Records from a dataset
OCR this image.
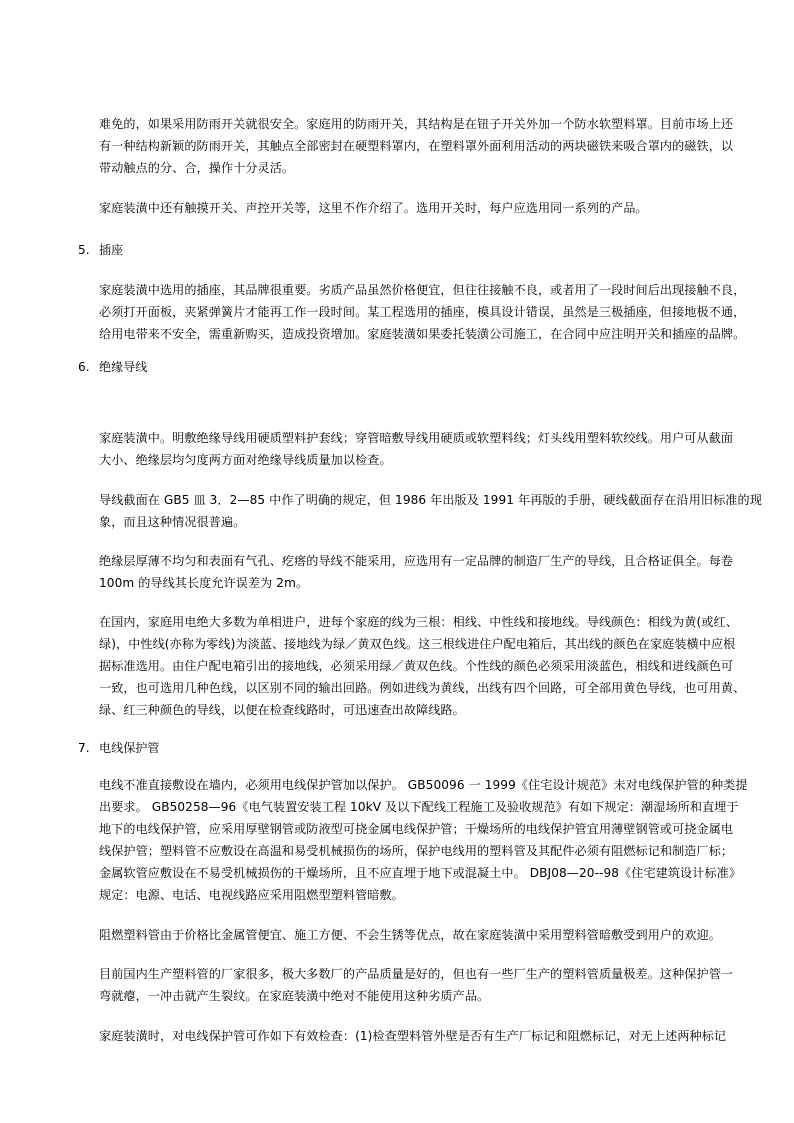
难免的，如果采用防雨开关就很安全。家庭用的防雨开关，其结构是在钮子开关外加一个防水软塑料罩。目前市场上还
有一种结构新颖的防雨开关，其触点全部密封在硬塑料罩内，在塑料罩外面利用活动的两块磁铁来吸合罩内的磁铁，以
带动触点的分、合，操作十分灵活。

家庭装潢中还有触摸开关、声控开关等，这里不作介绍了。选用开关时，每户应选用同一系列的产品。

5. 插座

家庭装潢中选用的插座，其品牌很重要。劣质产品虽然价格便宜，但往往接触不良，或者用了一段时间后出现接触不良，
必须打开面板，夹紧弹簧片才能再工作一段时间。某工程选用的插座，模具设计错误，虽然是三极插座，但接地极不通，
给用电带来不安全，需重新购买，造成投资增加。家庭装潢如果委托装潢公司施工，在合同中应注明开关和插座的品牌。

6. 绝缘导线

家庭装潢中。明敷绝缘导线用硬质塑料护套线；穿管暗敷导线用硬质或软塑料线；灯头线用塑料软绞线。用户可从截面
大小、绝缘层均匀度两方面对绝缘导线质量加以检查。

导线截面在 GB5 皿 3．2—85 中作了明确的规定，但 1986 年出版及 1991 年再版的手册，硬线截面存在沿用旧标准的现
象，而且这种情况很普遍。

绝缘层厚薄不均匀和表面有气孔、疙瘩的导线不能采用，应选用有一定品牌的制造厂生产的导线，且合格证俱全。每卷
100m 的导线其长度允许误差为 2m。

在国内，家庭用电绝大多数为单相进户，进每个家庭的线为三根：相线、中性线和接地线。导线颜色：相线为黄(或红、
绿)，中性线(亦称为零线)为淡蓝、接地线为绿／黄双色线。这三根线进住户配电箱后，其出线的颜色在家庭装横中应根
据标准选用。由住户配电箱引出的接地线，必须采用绿／黄双色线。个性线的颜色必须采用淡蓝色，相线和进线颜色可
一致，也可选用几种色线，以区别不同的输出回路。例如进线为黄线，出线有四个回路，可全部用黄色导线，也可用黄、
绿、红三种颜色的导线，以便在检查线路时，可迅速查出故障线路。

7. 电线保护管

电线不准直接敷设在墙内，必须用电线保护管加以保护。 GB50096 一 1999《住宅设计规范》未对电线保护管的种类提
出要求。 GB50258—96《电气装置安装工程 10kV 及以下配线工程施工及验收规范》有如下规定：潮湿场所和直埋于
地下的电线保护管，应采用厚壁钢管或防液型可挠金属电线保护管；干燥场所的电线保护管宜用薄壁钢管或可挠金属电
线保护管；塑料管不应敷设在高温和易受机械损伤的场所，保护电线用的塑料管及其配件必须有阻燃标记和制造厂标；
金属软管应敷设在不易受机械损伤的干燥场所，且不应直埋于地下或混凝土中。 DBJ08—20--98《住宅建筑设计标准》
规定：电源、电话、电视线路应采用阻燃型塑料管暗敷。

阻燃塑料管由于价格比金属管便宜、施工方便、不会生锈等优点，故在家庭装潢中采用塑料管暗敷受到用户的欢迎。

目前国内生产塑料管的厂家很多，极大多数厂的产品质量是好的，但也有一些厂生产的塑料管质量极差。这种保护管一
弯就瘪，一冲击就产生裂纹。在家庭装潢中绝对不能使用这种劣质产品。

家庭装潢时，对电线保护管可作如下有效检查：(1)检查塑料管外壁是否有生产厂标记和阻燃标记，对无上述两种标记
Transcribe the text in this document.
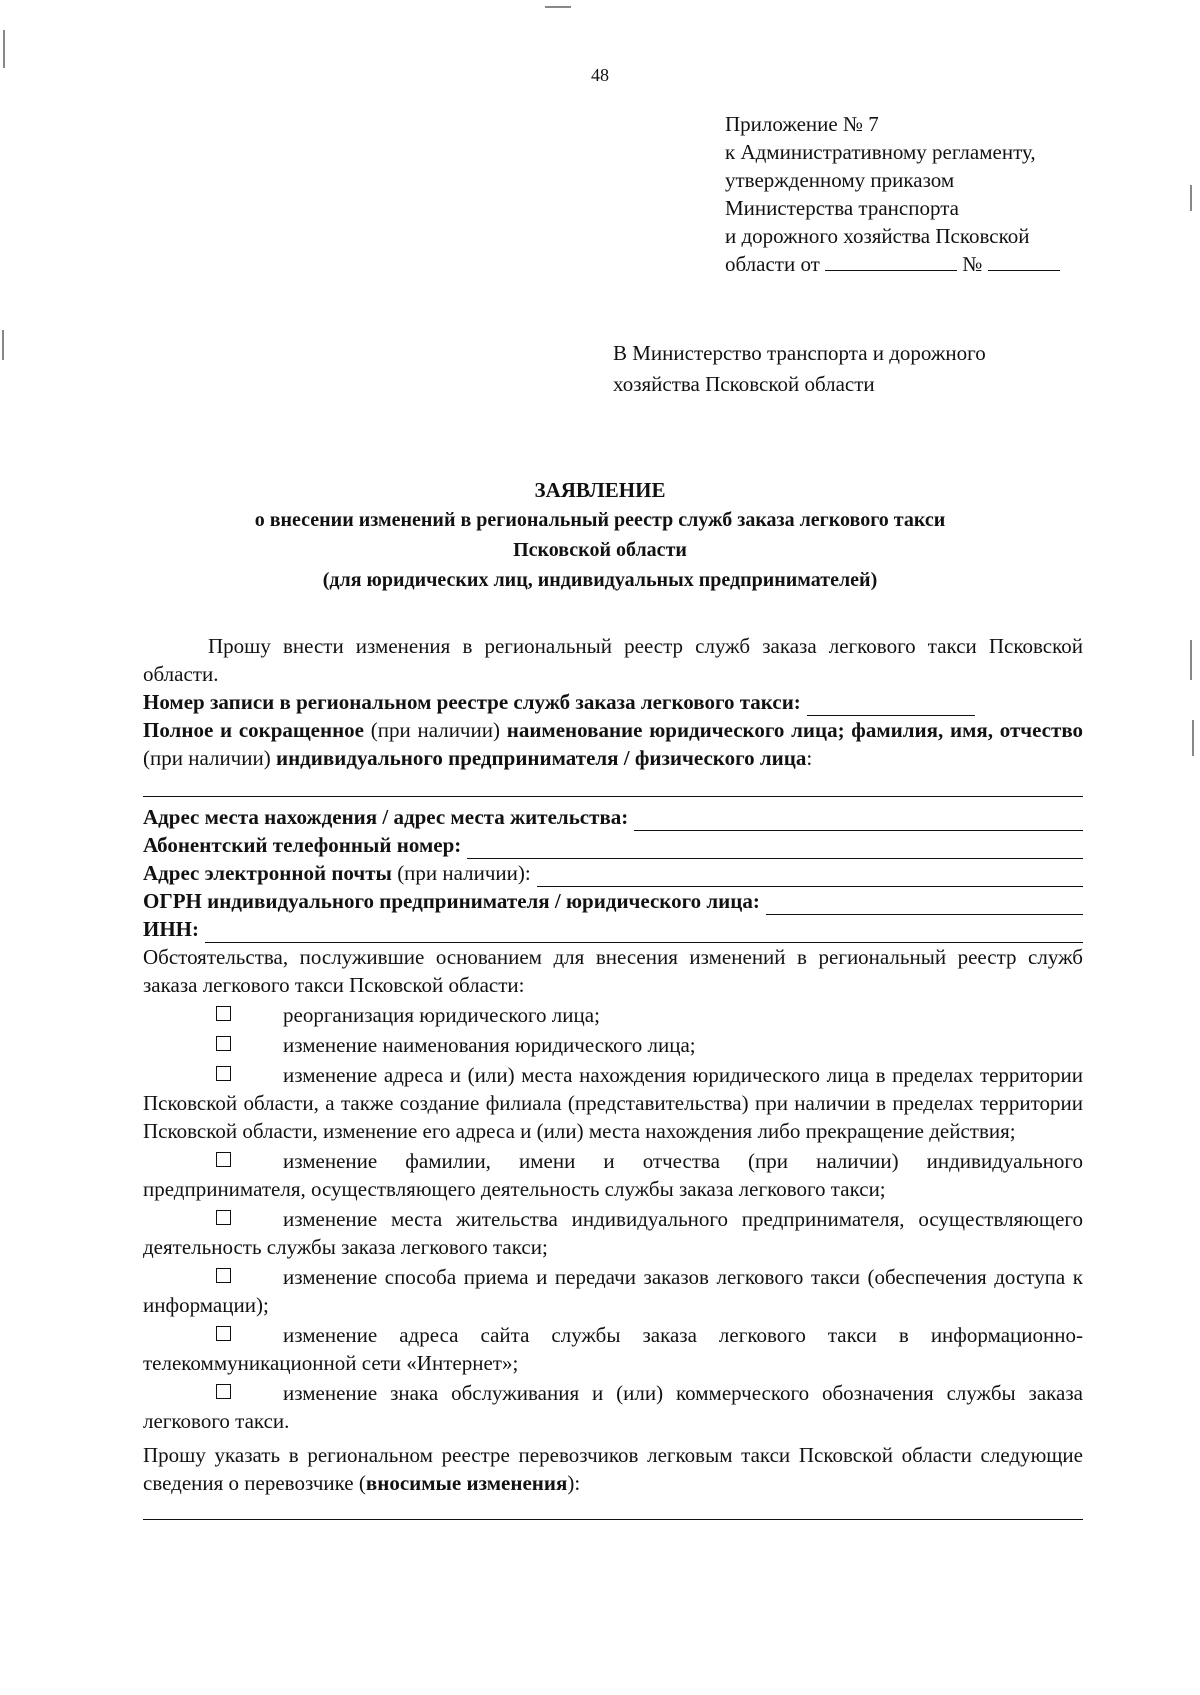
48
Приложение № 7
к Административному регламенту,
утвержденному приказом
Министерства транспорта
и дорожного хозяйства Псковской
области от	№
В Министерство транспорта и дорожного
хозяйства Псковской области
ЗАЯВЛЕНИЕ
о внесении изменений в региональный реестр служб заказа легкового такси
Псковской области
(для юридических лиц, индивидуальных предпринимателей)

Прошу внести изменения в региональный реестр служб заказа легкового такси Псковской области.

Номер записи в региональном реестре служб заказа легкового такси:
Полное и сокращенное (при наличии) наименование юридического лица; фамилия, имя, отчество (при наличии) индивидуального предпринимателя / физического лица:
Адрес места нахождения / адрес места жительства:
Абонентский телефонный номер:
Адрес электронной почты
(при наличии):
ОГРН индивидуального предпринимателя / юридического лица:
ИНН:

Обстоятельства, послужившие основанием для внесения изменений в региональный реестр служб заказа легкового такси Псковской области:

реорганизация юридического лица;
изменение наименования юридического лица;
изменение адреса и (или) места нахождения юридического лица в пределах территории Псковской области, а также создание филиала (представительства) при наличии в пределах территории Псковской области, изменение его адреса и (или) места нахождения либо прекращение действия;
изменение фамилии, имени и отчества (при наличии) индивидуального предпринимателя, осуществляющего деятельность службы заказа легкового такси;
изменение места жительства индивидуального предпринимателя, осуществляющего деятельность службы заказа легкового такси;
изменение способа приема и передачи заказов легкового такси (обеспечения доступа к информации);
изменение адреса сайта службы заказа легкового такси в информационно-телекоммуникационной сети «Интернет»;
изменение знака обслуживания и (или) коммерческого обозначения службы заказа легкового такси.

Прошу указать в региональном реестре перевозчиков легковым такси Псковской области следующие сведения о перевозчике (вносимые изменения):
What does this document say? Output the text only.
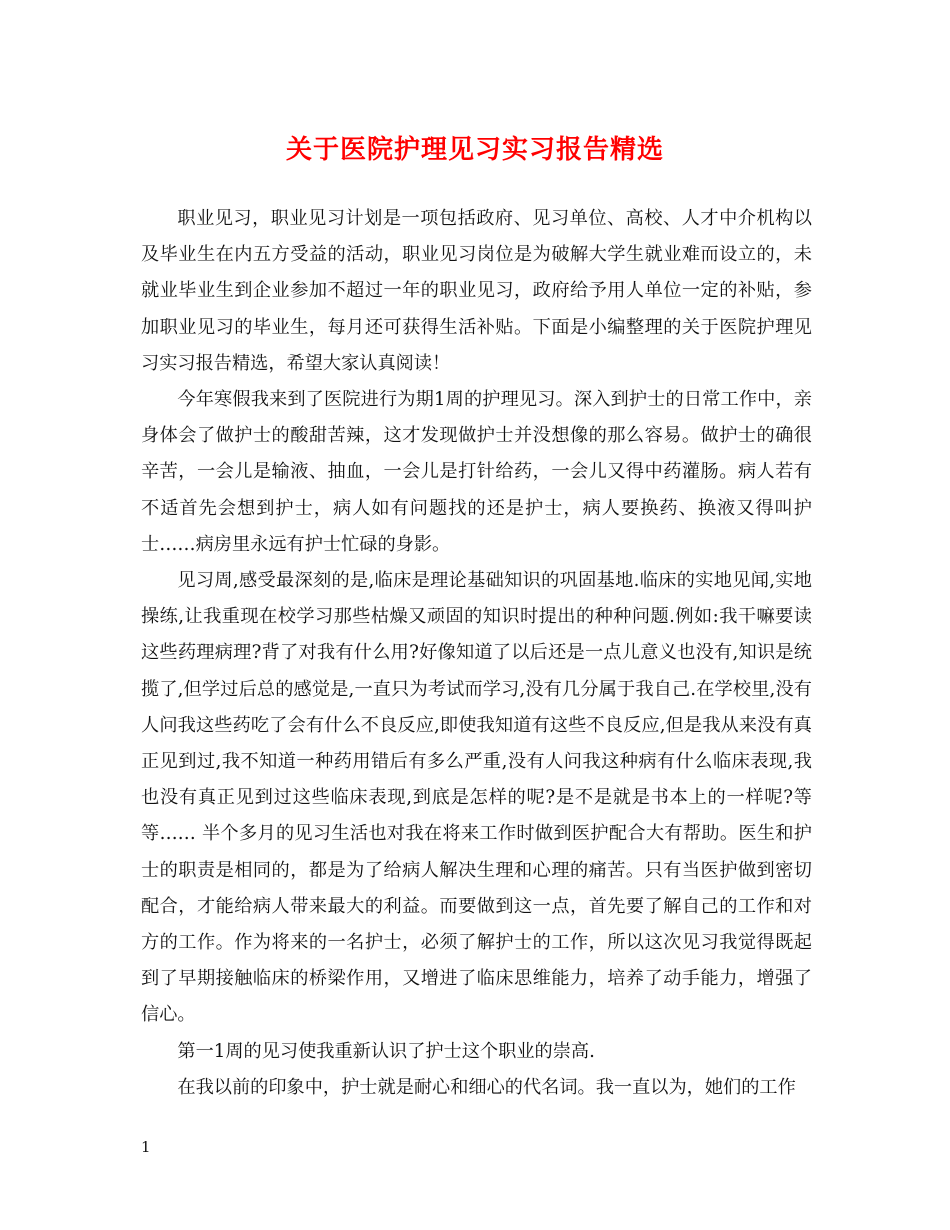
关于医院护理见习实习报告精选

职业见习，职业见习计划是一项包括政府、见习单位、高校、人才中介机构以及毕业生在内五方受益的活动，职业见习岗位是为破解大学生就业难而设立的，未就业毕业生到企业参加不超过一年的职业见习，政府给予用人单位一定的补贴，参加职业见习的毕业生，每月还可获得生活补贴。下面是小编整理的关于医院护理见习实习报告精选，希望大家认真阅读！

今年寒假我来到了医院进行为期1周的护理见习。深入到护士的日常工作中，亲身体会了做护士的酸甜苦辣，这才发现做护士并没想像的那么容易。做护士的确很辛苦，一会儿是输液、抽血，一会儿是打针给药，一会儿又得中药灌肠。病人若有不适首先会想到护士，病人如有问题找的还是护士，病人要换药、换液又得叫护士……病房里永远有护士忙碌的身影。

见习周,感受最深刻的是,临床是理论基础知识的巩固基地.临床的实地见闻,实地操练,让我重现在校学习那些枯燥又顽固的知识时提出的种种问题.例如:我干嘛要读这些药理病理?背了对我有什么用?好像知道了以后还是一点儿意义也没有,知识是统揽了,但学过后总的感觉是,一直只为考试而学习,没有几分属于我自己.在学校里,没有人问我这些药吃了会有什么不良反应,即使我知道有这些不良反应,但是我从来没有真正见到过,我不知道一种药用错后有多么严重,没有人问我这种病有什么临床表现,我也没有真正见到过这些临床表现,到底是怎样的呢?是不是就是书本上的一样呢?等等…… 半个多月的见习生活也对我在将来工作时做到医护配合大有帮助。医生和护士的职责是相同的，都是为了给病人解决生理和心理的痛苦。只有当医护做到密切配合，才能给病人带来最大的利益。而要做到这一点，首先要了解自己的工作和对方的工作。作为将来的一名护士，必须了解护士的工作，所以这次见习我觉得既起到了早期接触临床的桥梁作用，又增进了临床思维能力，培养了动手能力，增强了信心。

第一1周的见习使我重新认识了护士这个职业的崇高.

在我以前的印象中，护士就是耐心和细心的代名词。我一直以为，她们的工作

1
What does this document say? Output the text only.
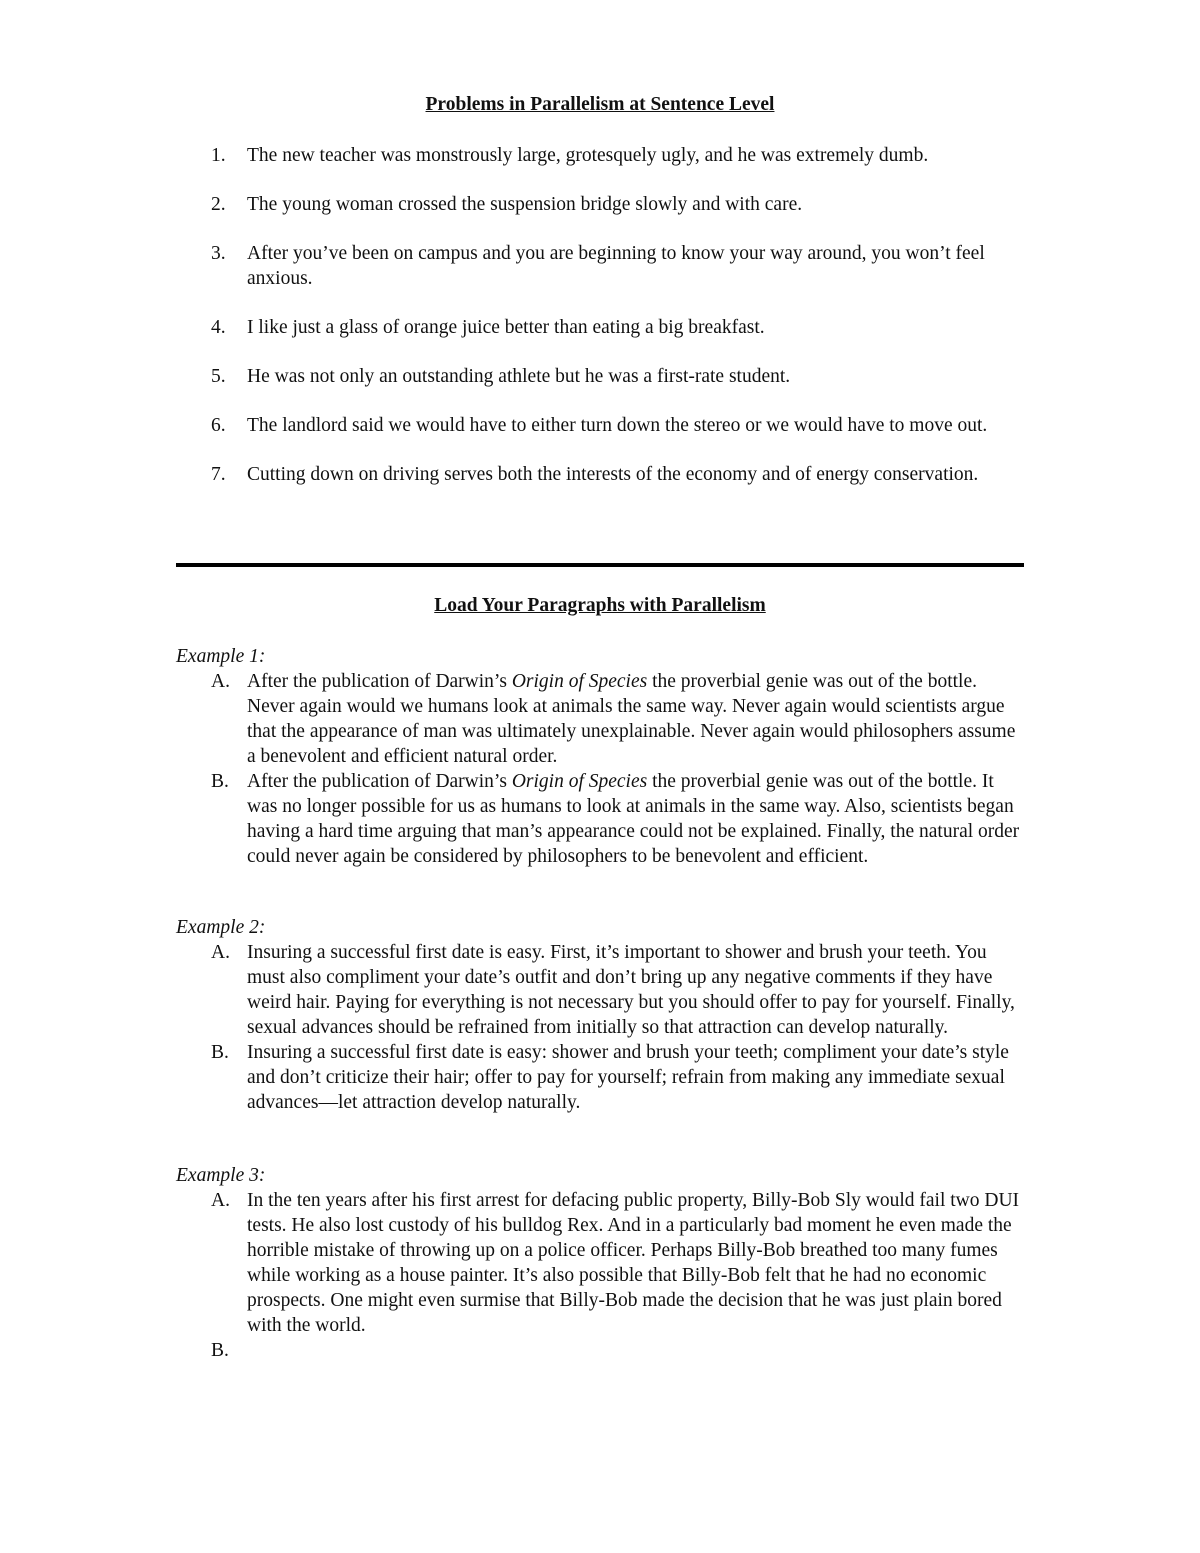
Problems in Parallelism at Sentence Level
1. The new teacher was monstrously large, grotesquely ugly, and he was extremely dumb.
2. The young woman crossed the suspension bridge slowly and with care.
3. After you’ve been on campus and you are beginning to know your way around, you won’t feel anxious.
4. I like just a glass of orange juice better than eating a big breakfast.
5. He was not only an outstanding athlete but he was a first-rate student.
6. The landlord said we would have to either turn down the stereo or we would have to move out.
7. Cutting down on driving serves both the interests of the economy and of energy conservation.
Load Your Paragraphs with Parallelism
Example 1:
A. After the publication of Darwin’s Origin of Species the proverbial genie was out of the bottle. Never again would we humans look at animals the same way. Never again would scientists argue that the appearance of man was ultimately unexplainable. Never again would philosophers assume a benevolent and efficient natural order.
B. After the publication of Darwin’s Origin of Species the proverbial genie was out of the bottle. It was no longer possible for us as humans to look at animals in the same way. Also, scientists began having a hard time arguing that man’s appearance could not be explained. Finally, the natural order could never again be considered by philosophers to be benevolent and efficient.
Example 2:
A. Insuring a successful first date is easy. First, it’s important to shower and brush your teeth. You must also compliment your date’s outfit and don’t bring up any negative comments if they have weird hair. Paying for everything is not necessary but you should offer to pay for yourself. Finally, sexual advances should be refrained from initially so that attraction can develop naturally.
B. Insuring a successful first date is easy: shower and brush your teeth; compliment your date’s style and don’t criticize their hair; offer to pay for yourself; refrain from making any immediate sexual advances—let attraction develop naturally.
Example 3:
A. In the ten years after his first arrest for defacing public property, Billy-Bob Sly would fail two DUI tests. He also lost custody of his bulldog Rex. And in a particularly bad moment he even made the horrible mistake of throwing up on a police officer. Perhaps Billy-Bob breathed too many fumes while working as a house painter. It’s also possible that Billy-Bob felt that he had no economic prospects. One might even surmise that Billy-Bob made the decision that he was just plain bored with the world.
B.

The problem | In the entries above, find every line holding the word "лица" and copy it out.

Response |
Полное и сокращенное (при наличии) наименование юридического лица; фамилия, имя, отчество (при наличии) индивидуального предпринимателя / физического лица:
ОГРН индивидуального предпринимателя / юридического лица:
реорганизация юридического лица;
изменение наименования юридического лица;
изменение адреса и (или) места нахождения юридического лица в пределах территории Псковской области, а также создание филиала (представительства) при наличии в пределах территории Псковской области, изменение его адреса и (или) места нахождения либо прекращение действия;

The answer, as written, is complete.